Data records start
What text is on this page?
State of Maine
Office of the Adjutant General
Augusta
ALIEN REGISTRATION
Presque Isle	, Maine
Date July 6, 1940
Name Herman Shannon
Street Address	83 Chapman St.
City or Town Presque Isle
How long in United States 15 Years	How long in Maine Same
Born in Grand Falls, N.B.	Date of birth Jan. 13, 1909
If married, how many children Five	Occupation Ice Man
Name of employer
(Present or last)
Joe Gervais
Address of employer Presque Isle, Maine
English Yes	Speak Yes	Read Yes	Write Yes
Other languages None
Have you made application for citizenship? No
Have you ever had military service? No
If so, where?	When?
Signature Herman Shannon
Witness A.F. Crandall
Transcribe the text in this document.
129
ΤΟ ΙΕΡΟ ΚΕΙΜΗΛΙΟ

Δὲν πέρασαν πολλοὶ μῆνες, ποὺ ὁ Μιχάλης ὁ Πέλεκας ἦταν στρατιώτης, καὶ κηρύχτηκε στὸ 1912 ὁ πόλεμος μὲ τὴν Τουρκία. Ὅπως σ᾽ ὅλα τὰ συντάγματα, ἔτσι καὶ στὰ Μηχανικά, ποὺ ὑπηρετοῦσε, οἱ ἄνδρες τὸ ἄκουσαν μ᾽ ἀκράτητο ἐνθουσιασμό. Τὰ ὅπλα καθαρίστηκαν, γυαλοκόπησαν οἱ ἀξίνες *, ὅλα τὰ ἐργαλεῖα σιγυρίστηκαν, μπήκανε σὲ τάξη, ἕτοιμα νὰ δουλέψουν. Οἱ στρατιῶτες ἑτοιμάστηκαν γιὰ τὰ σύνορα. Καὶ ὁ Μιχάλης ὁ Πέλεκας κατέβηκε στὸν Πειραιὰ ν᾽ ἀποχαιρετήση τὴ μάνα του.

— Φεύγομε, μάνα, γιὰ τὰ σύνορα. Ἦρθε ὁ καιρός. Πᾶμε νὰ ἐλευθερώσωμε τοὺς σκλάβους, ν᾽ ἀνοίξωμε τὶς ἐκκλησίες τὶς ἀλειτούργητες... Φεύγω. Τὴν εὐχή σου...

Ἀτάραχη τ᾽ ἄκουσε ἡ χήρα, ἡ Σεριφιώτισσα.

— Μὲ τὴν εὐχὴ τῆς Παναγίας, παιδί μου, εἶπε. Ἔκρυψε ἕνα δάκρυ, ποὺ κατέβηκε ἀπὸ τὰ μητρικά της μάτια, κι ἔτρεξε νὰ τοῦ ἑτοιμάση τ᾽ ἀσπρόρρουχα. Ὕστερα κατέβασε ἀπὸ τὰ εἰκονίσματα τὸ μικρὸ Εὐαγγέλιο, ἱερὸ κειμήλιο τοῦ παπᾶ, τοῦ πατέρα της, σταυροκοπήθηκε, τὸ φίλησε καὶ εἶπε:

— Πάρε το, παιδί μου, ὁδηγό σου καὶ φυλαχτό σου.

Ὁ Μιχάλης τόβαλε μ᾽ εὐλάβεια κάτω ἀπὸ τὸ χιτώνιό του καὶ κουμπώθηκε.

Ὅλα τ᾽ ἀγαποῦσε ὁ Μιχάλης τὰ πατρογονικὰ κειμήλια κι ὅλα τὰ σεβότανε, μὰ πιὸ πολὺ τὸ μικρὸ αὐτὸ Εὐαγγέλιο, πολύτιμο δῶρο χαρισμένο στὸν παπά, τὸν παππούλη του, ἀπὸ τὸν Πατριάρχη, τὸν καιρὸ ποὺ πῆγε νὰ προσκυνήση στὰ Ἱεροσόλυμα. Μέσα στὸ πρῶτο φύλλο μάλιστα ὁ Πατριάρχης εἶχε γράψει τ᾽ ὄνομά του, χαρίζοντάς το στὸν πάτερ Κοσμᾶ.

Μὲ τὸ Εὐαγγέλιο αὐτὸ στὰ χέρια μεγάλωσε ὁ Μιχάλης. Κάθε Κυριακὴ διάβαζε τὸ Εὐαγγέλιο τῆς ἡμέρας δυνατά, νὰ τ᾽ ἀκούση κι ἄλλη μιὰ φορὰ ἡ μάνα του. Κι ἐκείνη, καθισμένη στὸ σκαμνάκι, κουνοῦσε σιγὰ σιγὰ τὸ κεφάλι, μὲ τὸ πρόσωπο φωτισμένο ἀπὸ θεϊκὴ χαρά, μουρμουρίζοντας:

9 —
Data records end
**What to work on:**
Repeat the preceding lines exactly, please, every one of them.

**Expected answer:**
What text is on this page?
State of Maine
Office of the Adjutant General
Augusta
ALIEN REGISTRATION
Presque Isle	, Maine
Date July 6, 1940
Name Herman Shannon
Street Address	83 Chapman St.
City or Town Presque Isle
How long in United States 15 Years	How long in Maine Same
Born in Grand Falls, N.B.	Date of birth Jan. 13, 1909
If married, how many children Five	Occupation Ice Man
Name of employer
(Present or last)
Joe Gervais
Address of employer Presque Isle, Maine
English Yes	Speak Yes	Read Yes	Write Yes
Other languages None
Have you made application for citizenship? No
Have you ever had military service? No
If so, where?	When?
Signature Herman Shannon
Witness A.F. Crandall
Transcribe the text in this document.
129
ΤΟ ΙΕΡΟ ΚΕΙΜΗΛΙΟ

Δὲν πέρασαν πολλοὶ μῆνες, ποὺ ὁ Μιχάλης ὁ Πέλεκας ἦταν στρατιώτης, καὶ κηρύχτηκε στὸ 1912 ὁ πόλεμος μὲ τὴν Τουρκία. Ὅπως σ᾽ ὅλα τὰ συντάγματα, ἔτσι καὶ στὰ Μηχανικά, ποὺ ὑπηρετοῦσε, οἱ ἄνδρες τὸ ἄκουσαν μ᾽ ἀκράτητο ἐνθουσιασμό. Τὰ ὅπλα καθαρίστηκαν, γυαλοκόπησαν οἱ ἀξίνες *, ὅλα τὰ ἐργαλεῖα σιγυρίστηκαν, μπήκανε σὲ τάξη, ἕτοιμα νὰ δουλέψουν. Οἱ στρατιῶτες ἑτοιμάστηκαν γιὰ τὰ σύνορα. Καὶ ὁ Μιχάλης ὁ Πέλεκας κατέβηκε στὸν Πειραιὰ ν᾽ ἀποχαιρετήση τὴ μάνα του.

— Φεύγομε, μάνα, γιὰ τὰ σύνορα. Ἦρθε ὁ καιρός. Πᾶμε νὰ ἐλευθερώσωμε τοὺς σκλάβους, ν᾽ ἀνοίξωμε τὶς ἐκκλησίες τὶς ἀλειτούργητες... Φεύγω. Τὴν εὐχή σου...

Ἀτάραχη τ᾽ ἄκουσε ἡ χήρα, ἡ Σεριφιώτισσα.

— Μὲ τὴν εὐχὴ τῆς Παναγίας, παιδί μου, εἶπε. Ἔκρυψε ἕνα δάκρυ, ποὺ κατέβηκε ἀπὸ τὰ μητρικά της μάτια, κι ἔτρεξε νὰ τοῦ ἑτοιμάση τ᾽ ἀσπρόρρουχα. Ὕστερα κατέβασε ἀπὸ τὰ εἰκονίσματα τὸ μικρὸ Εὐαγγέλιο, ἱερὸ κειμήλιο τοῦ παπᾶ, τοῦ πατέρα της, σταυροκοπήθηκε, τὸ φίλησε καὶ εἶπε:

— Πάρε το, παιδί μου, ὁδηγό σου καὶ φυλαχτό σου.

Ὁ Μιχάλης τόβαλε μ᾽ εὐλάβεια κάτω ἀπὸ τὸ χιτώνιό του καὶ κουμπώθηκε.

Ὅλα τ᾽ ἀγαποῦσε ὁ Μιχάλης τὰ πατρογονικὰ κειμήλια κι ὅλα τὰ σεβότανε, μὰ πιὸ πολὺ τὸ μικρὸ αὐτὸ Εὐαγγέλιο, πολύτιμο δῶρο χαρισμένο στὸν παπά, τὸν παππούλη του, ἀπὸ τὸν Πατριάρχη, τὸν καιρὸ ποὺ πῆγε νὰ προσκυνήση στὰ Ἱεροσόλυμα. Μέσα στὸ πρῶτο φύλλο μάλιστα ὁ Πατριάρχης εἶχε γράψει τ᾽ ὄνομά του, χαρίζοντάς το στὸν πάτερ Κοσμᾶ.

Μὲ τὸ Εὐαγγέλιο αὐτὸ στὰ χέρια μεγάλωσε ὁ Μιχάλης. Κάθε Κυριακὴ διάβαζε τὸ Εὐαγγέλιο τῆς ἡμέρας δυνατά, νὰ τ᾽ ἀκούση κι ἄλλη μιὰ φορὰ ἡ μάνα του. Κι ἐκείνη, καθισμένη στὸ σκαμνάκι, κουνοῦσε σιγὰ σιγὰ τὸ κεφάλι, μὲ τὸ πρόσωπο φωτισμένο ἀπὸ θεϊκὴ χαρά, μουρμουρίζοντας:

9 —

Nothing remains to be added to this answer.